Dataset entries on figures:

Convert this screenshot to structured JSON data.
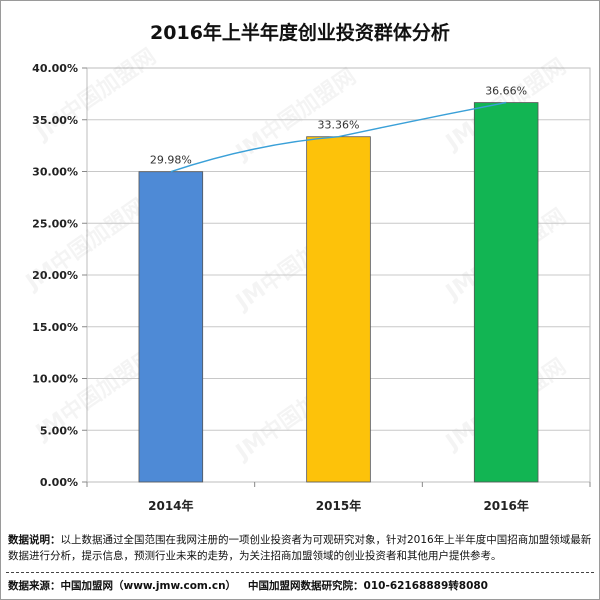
{
  "chart_data": {
    "type": "bar",
    "title": "2016年上半年度创业投资群体分析",
    "categories": [
      "2014年",
      "2015年",
      "2016年"
    ],
    "values": [
      29.98,
      33.36,
      36.66
    ],
    "value_labels": [
      "29.98%",
      "33.36%",
      "36.66%"
    ],
    "ylim": [
      0,
      40
    ],
    "yticks": [
      "0.00%",
      "5.00%",
      "10.00%",
      "15.00%",
      "20.00%",
      "25.00%",
      "30.00%",
      "35.00%",
      "40.00%"
    ],
    "xlabel": "",
    "ylabel": "",
    "grid": true,
    "trendline": true,
    "colors": [
      "#4e8ad6",
      "#fdc20a",
      "#12b553"
    ],
    "trend_color": "#3aa0d8"
  },
  "note": {
    "label": "数据说明：",
    "text": "以上数据通过全国范围在我网注册的一项创业投资者为可观研究对象，针对2016年上半年度中国招商加盟领域最新数据进行分析，提示信息，预测行业未来的走势，为关注招商加盟领域的创业投资者和其他用户提供参考。"
  },
  "source": {
    "left": "数据来源：中国加盟网（www.jmw.com.cn）",
    "right": "中国加盟网数据研究院：010-62168889转8080"
  },
  "watermark": {
    "text": "JM中国加盟网"
  }
}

_Exercise task_
Gather all lines where the word "text" appears.

_Result of this exercise_
    "text": "以上数据通过全国范围在我网注册的一项创业投资者为可观研究对象，针对2016年上半年度中国招商加盟领域最新数据进行分析，提示信息，预测行业未来的走势，为关注招商加盟领域的创业投资者和其他用户提供参考。"
    "text": "JM中国加盟网"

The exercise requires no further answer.